__DATA EXTRACT__

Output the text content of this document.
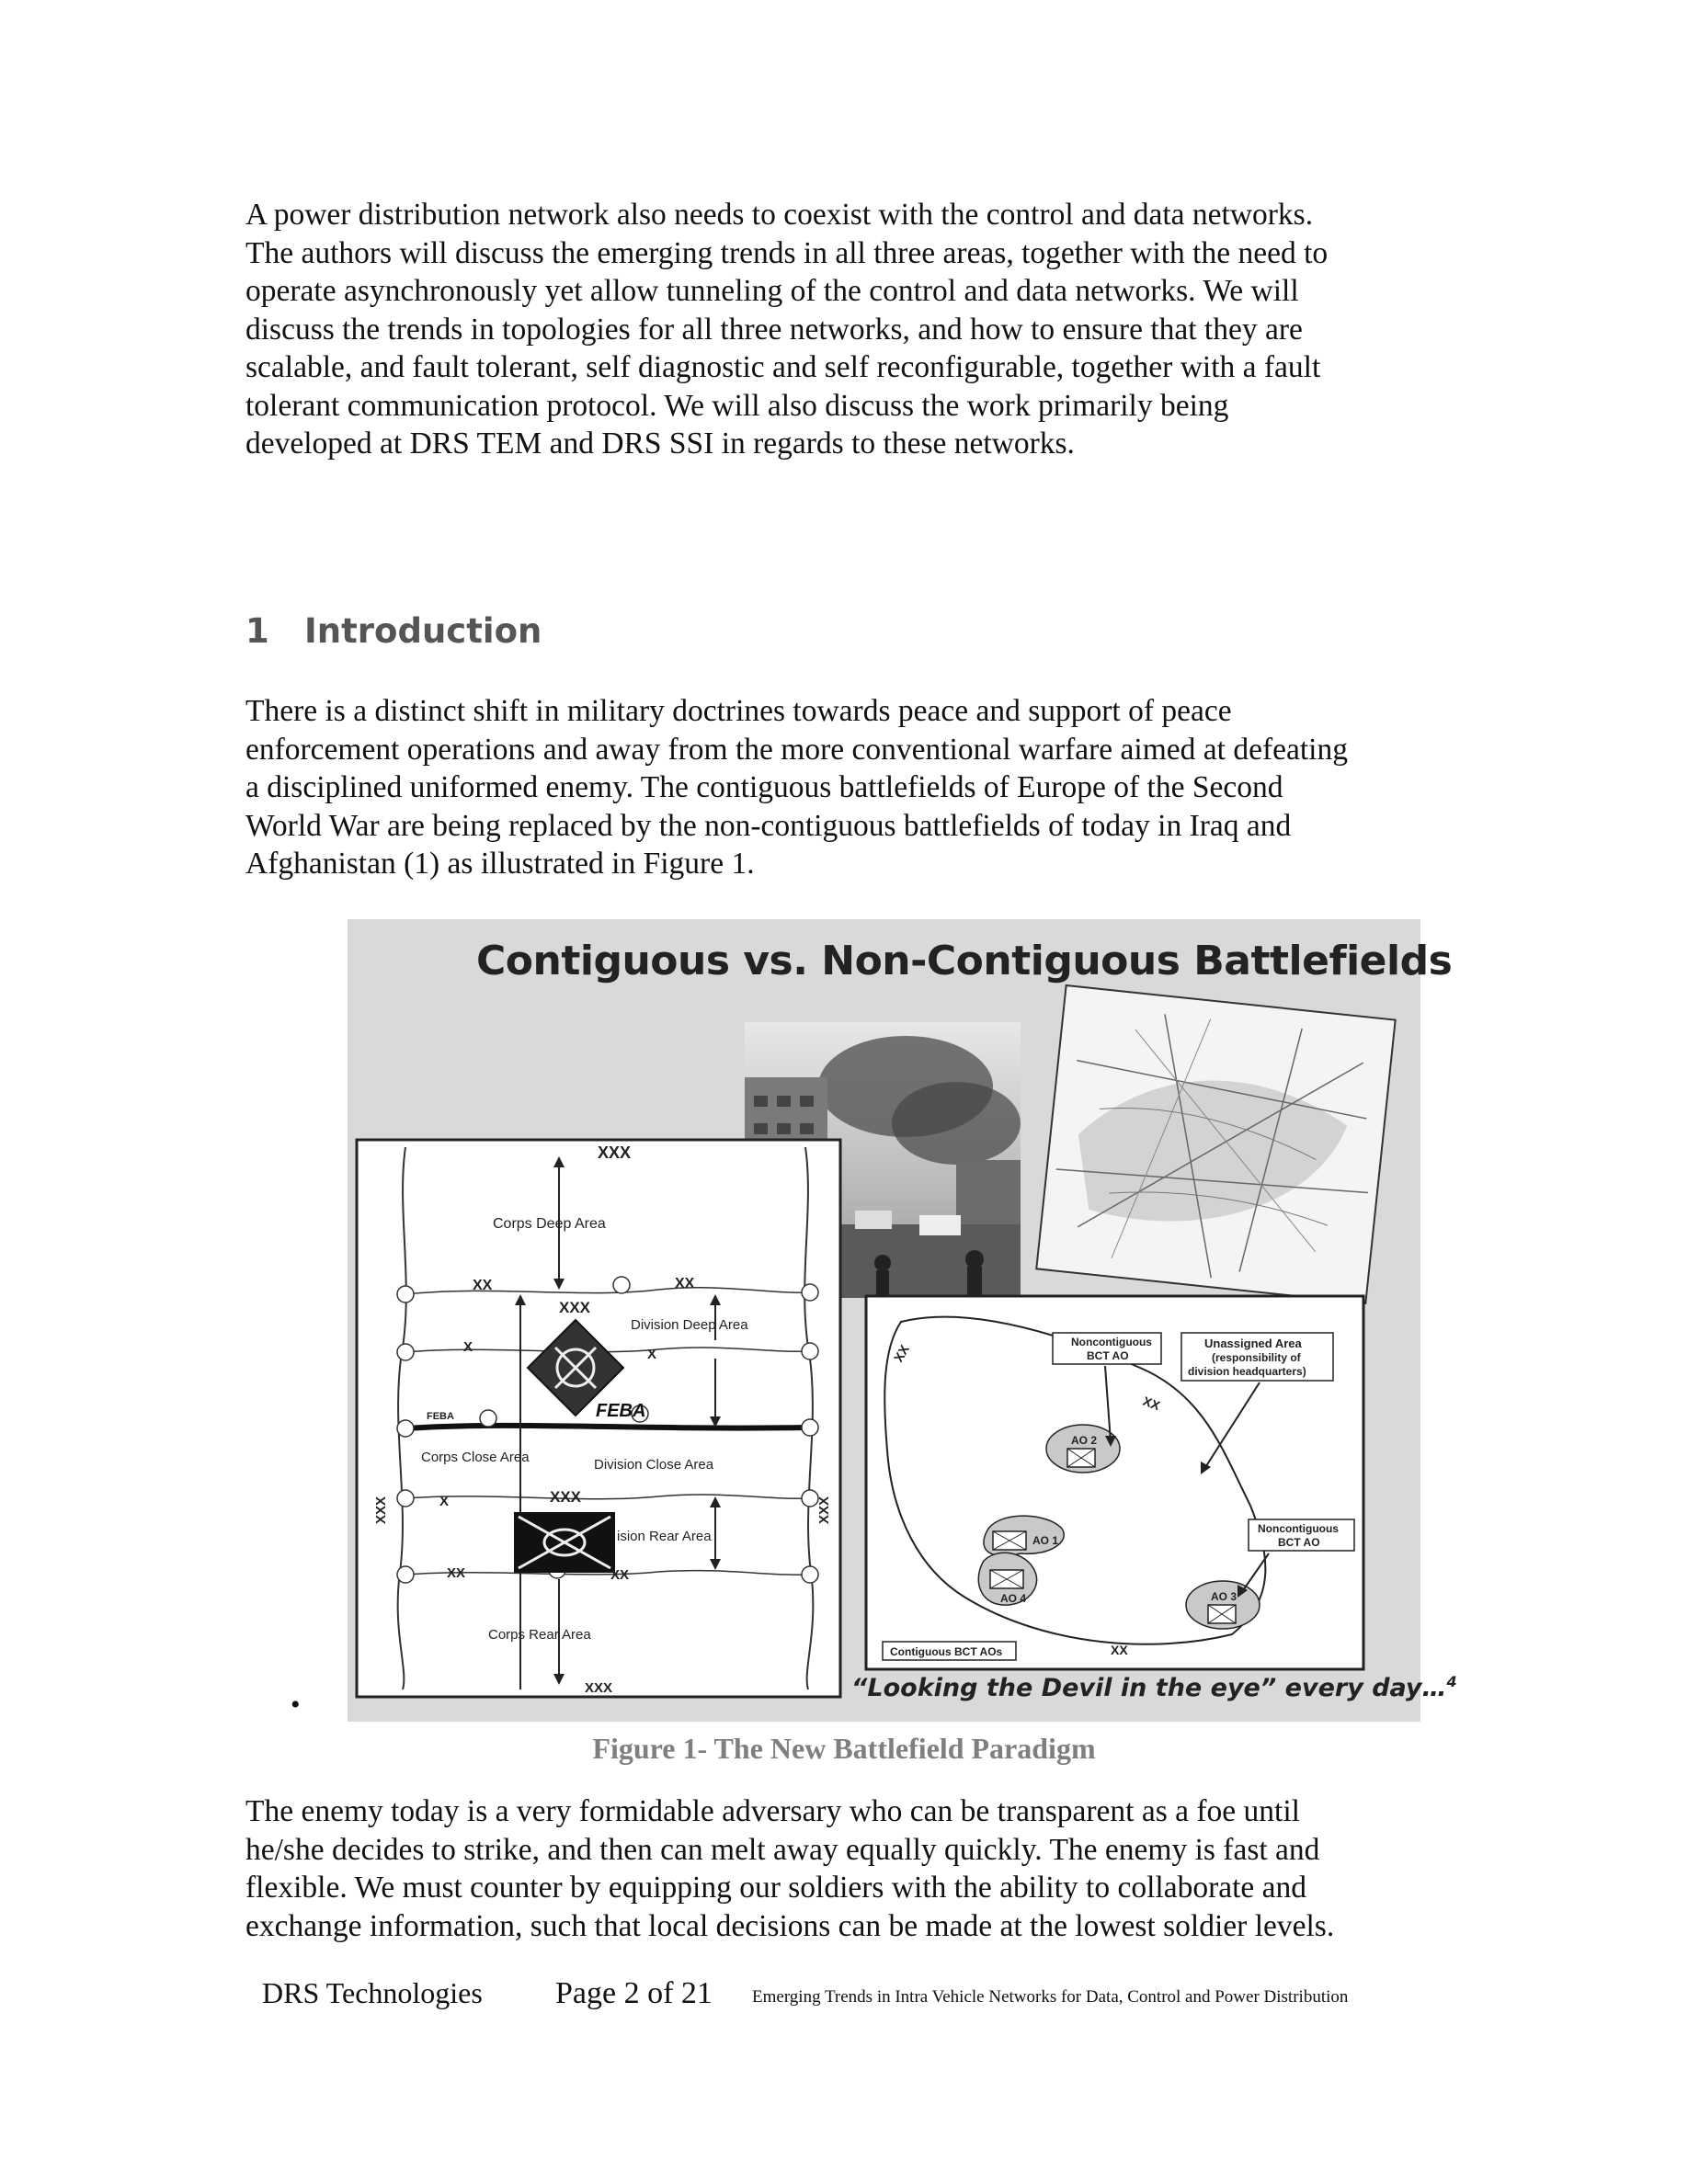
A power distribution network also needs to coexist with the control and data networks.
The authors will discuss the emerging trends in all three areas, together with the need to
operate asynchronously yet allow tunneling of the control and data networks. We will
discuss the trends in topologies for all three networks, and how to ensure that they are
scalable, and fault tolerant, self diagnostic and self reconfigurable, together with a fault
tolerant communication protocol. We will also discuss the work primarily being
developed at DRS TEM and DRS SSI in regards to these networks.

1 Introduction

There is a distinct shift in military doctrines towards peace and support of peace
enforcement operations and away from the more conventional warfare aimed at defeating
a disciplined uniformed enemy. The contiguous battlefields of Europe of the Second
World War are being replaced by the non-contiguous battlefields of today in Iraq and
Afghanistan (1) as illustrated in Figure 1.

Contiguous vs. Non-Contiguous Battlefields
XXX
Corps Deep Area
XX	XX
XXX
Division Deep Area
X	X
FEBA	FEBA
XXX	XXX
Corps Close Area	Division Close Area
XXX
X
ision Rear Area
XX	XX
Corps Rear Area
XXX
Noncontiguous
BCT AO
Unassigned Area
(responsibility of
division headquarters)
XX
XX
AO 2
AO 1
AO 4	AO 3
Noncontiguous
BCT AO
Contiguous BCT AOs	XX
“Looking the Devil in the eye” every day…$^4$
•
Figure 1- The New Battlefield Paradigm

The enemy today is a very formidable adversary who can be transparent as a foe until
he/she decides to strike, and then can melt away equally quickly. The enemy is fast and
flexible. We must counter by equipping our soldiers with the ability to collaborate and
exchange information, such that local decisions can be made at the lowest soldier levels.

DRS Technologies Page 2 of 21 Emerging Trends in Intra Vehicle Networks for Data, Control and Power Distribution
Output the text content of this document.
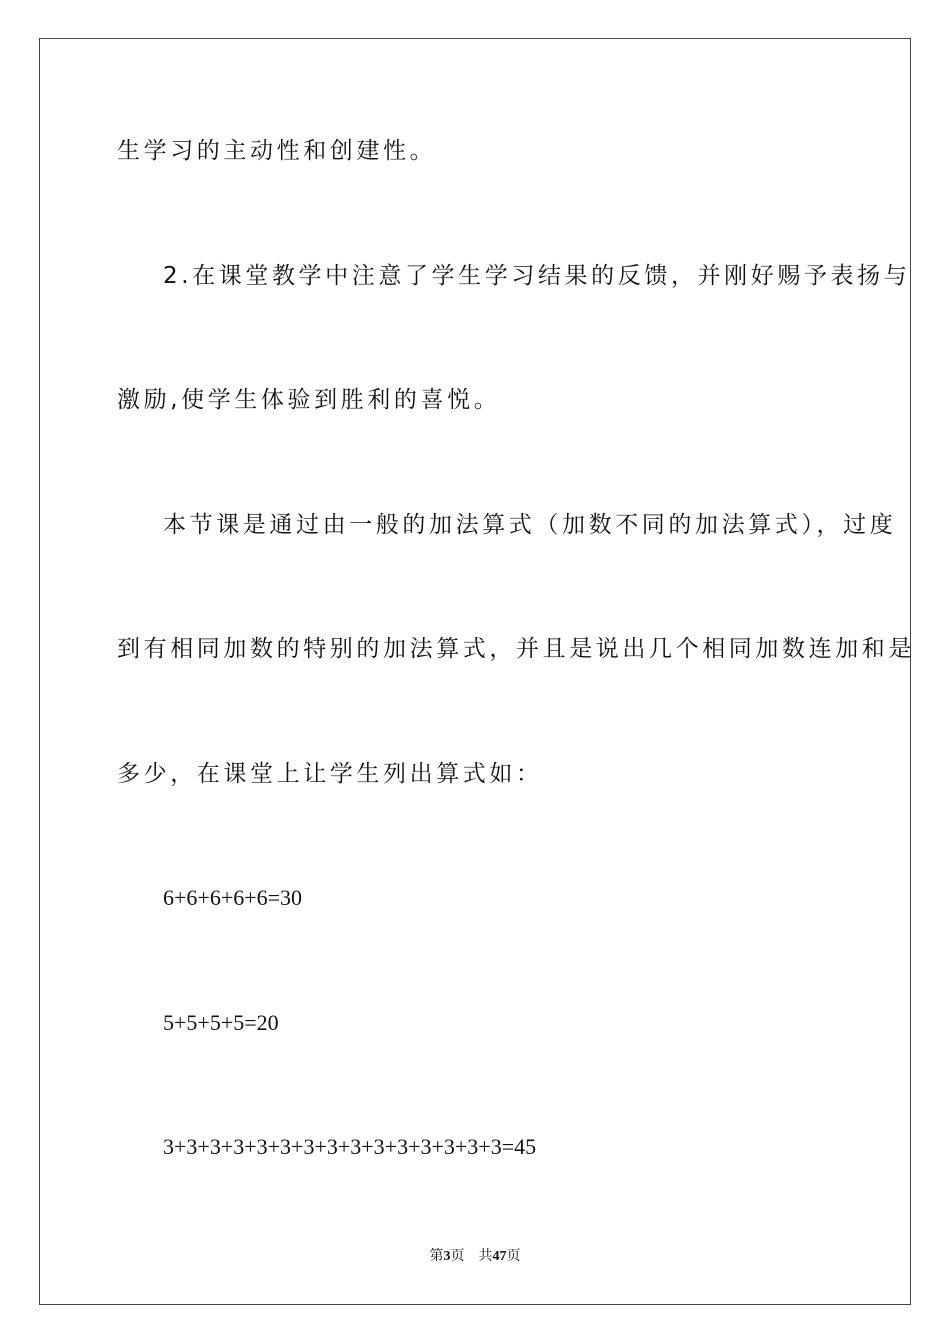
生学习的主动性和创建性。
2.在课堂教学中注意了学生学习结果的反馈，并刚好赐予表扬与
激励,使学生体验到胜利的喜悦。
本节课是通过由一般的加法算式（加数不同的加法算式），过度
到有相同加数的特别的加法算式，并且是说出几个相同加数连加和是
多少，在课堂上让学生列出算式如：
6+6+6+6+6=30
5+5+5+5=20
3+3+3+3+3+3+3+3+3+3+3+3+3+3+3=45
第3页 共47页
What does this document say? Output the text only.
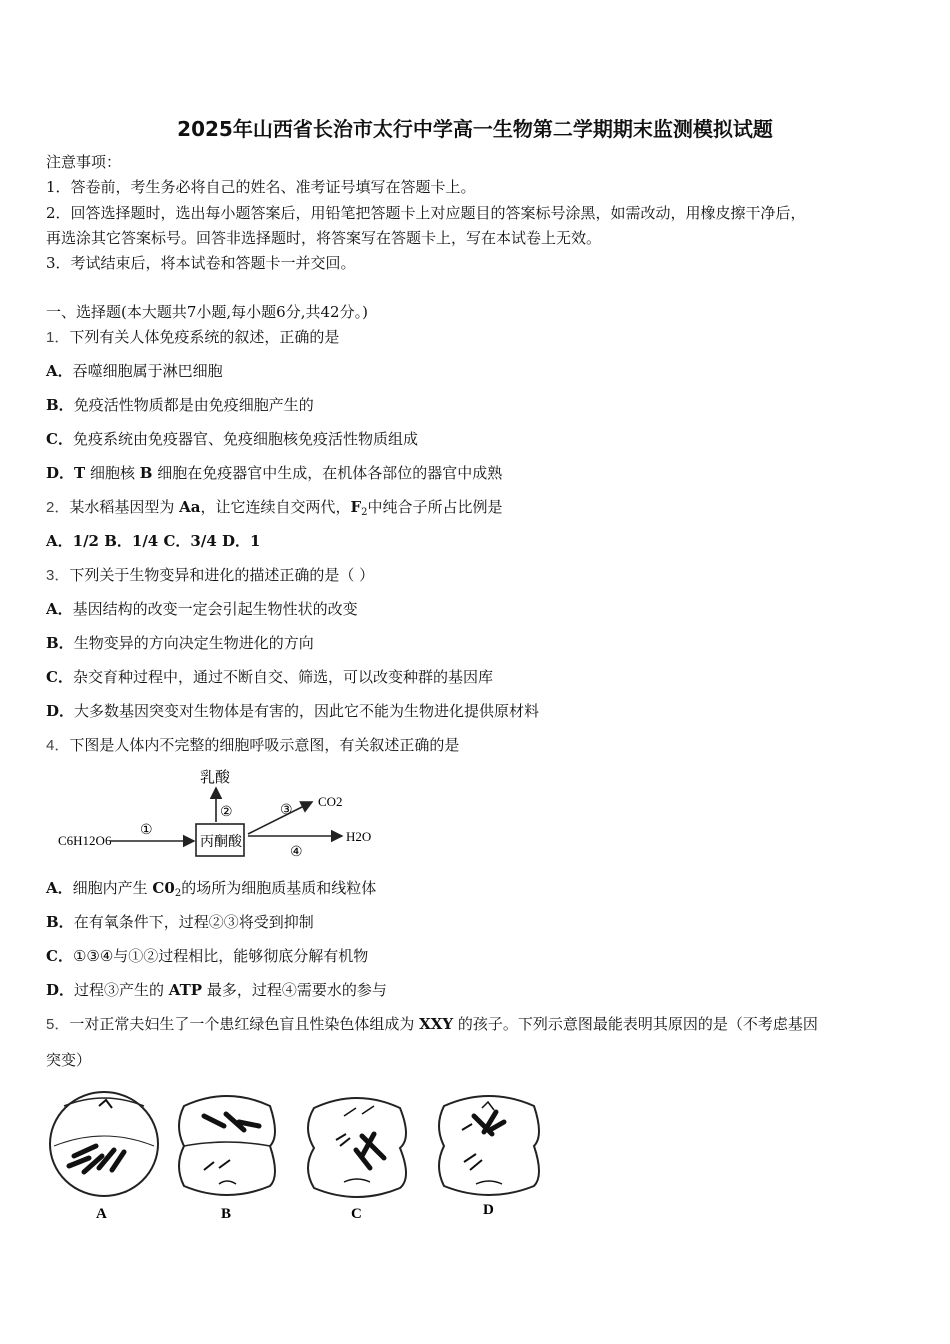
2025年山西省长治市太行中学高一生物第二学期期末监测模拟试题
注意事项：
1．答卷前，考生务必将自己的姓名、准考证号填写在答题卡上。
2．回答选择题时，选出每小题答案后，用铅笔把答题卡上对应题目的答案标号涂黑，如需改动，用橡皮擦干净后，
再选涂其它答案标号。回答非选择题时，将答案写在答题卡上，写在本试卷上无效。
3．考试结束后，将本试卷和答题卡一并交回。
一、选择题(本大题共7小题,每小题6分,共42分。)
1．下列有关人体免疫系统的叙述，正确的是
A．吞噬细胞属于淋巴细胞
B．免疫活性物质都是由免疫细胞产生的
C．免疫系统由免疫器官、免疫细胞核免疫活性物质组成
D．T 细胞核 B 细胞在免疫器官中生成，在机体各部位的器官中成熟
2．某水稻基因型为 Aa，让它连续自交两代，$F_2$中纯合子所占比例是
A．1/2 B．1/4 C．3/4 D．1
3．下列关于生物变异和进化的描述正确的是（ ）
A．基因结构的改变一定会引起生物性状的改变
B．生物变异的方向决定生物进化的方向
C．杂交育种过程中，通过不断自交、筛选，可以改变种群的基因库
D．大多数基因突变对生物体是有害的，因此它不能为生物进化提供原材料
4．下图是人体内不完整的细胞呼吸示意图，有关叙述正确的是
乳酸
②
C6H12O6
①
丙酮酸
③
CO2
④
H2O
A．细胞内产生 $C0_2$的场所为细胞质基质和线粒体
B．在有氧条件下，过程②③将受到抑制
C．①③④与①②过程相比，能够彻底分解有机物
D．过程③产生的 ATP 最多，过程④需要水的参与
5．一对正常夫妇生了一个患红绿色盲且性染色体组成为 XXY 的孩子。下列示意图最能表明其原因的是（不考虑基因
突变）
A	B	C	D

__SHORT EXERCISE__
Copy the listing in full and without alteration, omitting every picture.

__RESULT BELOW__
Output the text content of this document.
A power distribution network also needs to coexist with the control and data networks.
The authors will discuss the emerging trends in all three areas, together with the need to
operate asynchronously yet allow tunneling of the control and data networks. We will
discuss the trends in topologies for all three networks, and how to ensure that they are
scalable, and fault tolerant, self diagnostic and self reconfigurable, together with a fault
tolerant communication protocol. We will also discuss the work primarily being
developed at DRS TEM and DRS SSI in regards to these networks.

1 Introduction

There is a distinct shift in military doctrines towards peace and support of peace
enforcement operations and away from the more conventional warfare aimed at defeating
a disciplined uniformed enemy. The contiguous battlefields of Europe of the Second
World War are being replaced by the non-contiguous battlefields of today in Iraq and
Afghanistan (1) as illustrated in Figure 1.

Contiguous vs. Non-Contiguous Battlefields
XXX
Corps Deep Area
XX	XX
XXX
Division Deep Area
X	X
FEBA	FEBA
XXX	XXX
Corps Close Area	Division Close Area
XXX
X
ision Rear Area
XX	XX
Corps Rear Area
XXX
Noncontiguous
BCT AO
Unassigned Area
(responsibility of
division headquarters)
XX
XX
AO 2
AO 1
AO 4	AO 3
Noncontiguous
BCT AO
Contiguous BCT AOs	XX
“Looking the Devil in the eye” every day…$^4$
•
Figure 1- The New Battlefield Paradigm

The enemy today is a very formidable adversary who can be transparent as a foe until
he/she decides to strike, and then can melt away equally quickly. The enemy is fast and
flexible. We must counter by equipping our soldiers with the ability to collaborate and
exchange information, such that local decisions can be made at the lowest soldier levels.

DRS Technologies Page 2 of 21 Emerging Trends in Intra Vehicle Networks for Data, Control and Power Distribution
Output the text content of this document.
生学习的主动性和创建性。
2.在课堂教学中注意了学生学习结果的反馈，并刚好赐予表扬与
激励,使学生体验到胜利的喜悦。
本节课是通过由一般的加法算式（加数不同的加法算式），过度
到有相同加数的特别的加法算式，并且是说出几个相同加数连加和是
多少，在课堂上让学生列出算式如：
6+6+6+6+6=30
5+5+5+5=20
3+3+3+3+3+3+3+3+3+3+3+3+3+3+3=45
第3页 共47页
What does this document say? Output the text only.
2025年山西省长治市太行中学高一生物第二学期期末监测模拟试题
注意事项：
1．答卷前，考生务必将自己的姓名、准考证号填写在答题卡上。
2．回答选择题时，选出每小题答案后，用铅笔把答题卡上对应题目的答案标号涂黑，如需改动，用橡皮擦干净后，
再选涂其它答案标号。回答非选择题时，将答案写在答题卡上，写在本试卷上无效。
3．考试结束后，将本试卷和答题卡一并交回。
一、选择题(本大题共7小题,每小题6分,共42分。)
1．下列有关人体免疫系统的叙述，正确的是
A．吞噬细胞属于淋巴细胞
B．免疫活性物质都是由免疫细胞产生的
C．免疫系统由免疫器官、免疫细胞核免疫活性物质组成
D．T 细胞核 B 细胞在免疫器官中生成，在机体各部位的器官中成熟
2．某水稻基因型为 Aa，让它连续自交两代，$F_2$中纯合子所占比例是
A．1/2 B．1/4 C．3/4 D．1
3．下列关于生物变异和进化的描述正确的是（ ）
A．基因结构的改变一定会引起生物性状的改变
B．生物变异的方向决定生物进化的方向
C．杂交育种过程中，通过不断自交、筛选，可以改变种群的基因库
D．大多数基因突变对生物体是有害的，因此它不能为生物进化提供原材料
4．下图是人体内不完整的细胞呼吸示意图，有关叙述正确的是
乳酸
②
C6H12O6
①
丙酮酸
③
CO2
④
H2O
A．细胞内产生 $C0_2$的场所为细胞质基质和线粒体
B．在有氧条件下，过程②③将受到抑制
C．①③④与①②过程相比，能够彻底分解有机物
D．过程③产生的 ATP 最多，过程④需要水的参与
5．一对正常夫妇生了一个患红绿色盲且性染色体组成为 XXY 的孩子。下列示意图最能表明其原因的是（不考虑基因
突变）
A	B	C	D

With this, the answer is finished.